### [Task directions]
Lines containing the word "Bachelor" are to be located and copied.

### [Records to process]
"""
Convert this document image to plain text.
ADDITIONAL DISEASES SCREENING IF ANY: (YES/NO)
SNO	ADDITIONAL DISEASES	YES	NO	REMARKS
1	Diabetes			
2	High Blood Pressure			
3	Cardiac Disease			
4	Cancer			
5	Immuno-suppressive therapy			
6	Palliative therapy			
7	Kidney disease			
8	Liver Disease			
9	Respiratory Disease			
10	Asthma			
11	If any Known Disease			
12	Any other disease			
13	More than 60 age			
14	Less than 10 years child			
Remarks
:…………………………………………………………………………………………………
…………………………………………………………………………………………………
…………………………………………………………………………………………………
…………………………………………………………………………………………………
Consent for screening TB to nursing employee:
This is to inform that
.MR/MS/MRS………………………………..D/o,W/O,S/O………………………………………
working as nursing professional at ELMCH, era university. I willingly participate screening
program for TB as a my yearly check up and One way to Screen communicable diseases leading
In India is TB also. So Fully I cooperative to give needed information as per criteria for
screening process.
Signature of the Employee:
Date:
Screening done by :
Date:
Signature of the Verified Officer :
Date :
"""
"""
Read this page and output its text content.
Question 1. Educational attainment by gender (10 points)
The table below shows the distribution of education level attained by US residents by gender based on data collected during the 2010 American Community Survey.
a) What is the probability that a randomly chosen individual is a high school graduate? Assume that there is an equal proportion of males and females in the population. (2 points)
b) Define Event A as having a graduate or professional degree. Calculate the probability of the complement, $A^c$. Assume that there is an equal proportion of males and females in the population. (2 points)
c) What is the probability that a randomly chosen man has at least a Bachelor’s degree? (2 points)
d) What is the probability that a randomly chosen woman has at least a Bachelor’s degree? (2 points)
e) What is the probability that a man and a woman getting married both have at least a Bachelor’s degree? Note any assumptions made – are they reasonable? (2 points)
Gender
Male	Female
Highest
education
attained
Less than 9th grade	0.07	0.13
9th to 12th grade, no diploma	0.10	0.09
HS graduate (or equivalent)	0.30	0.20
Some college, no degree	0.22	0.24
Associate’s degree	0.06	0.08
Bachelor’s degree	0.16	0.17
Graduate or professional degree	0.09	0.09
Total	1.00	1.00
"""
### [Written answer]
c) What is the probability that a randomly chosen man has at least a Bachelor’s degree? (2 points)
d) What is the probability that a randomly chosen woman has at least a Bachelor’s degree? (2 points)
e) What is the probability that a man and a woman getting married both have at least a Bachelor’s degree? Note any assumptions made – are they reasonable? (2 points)
Bachelor’s degree	0.16	0.17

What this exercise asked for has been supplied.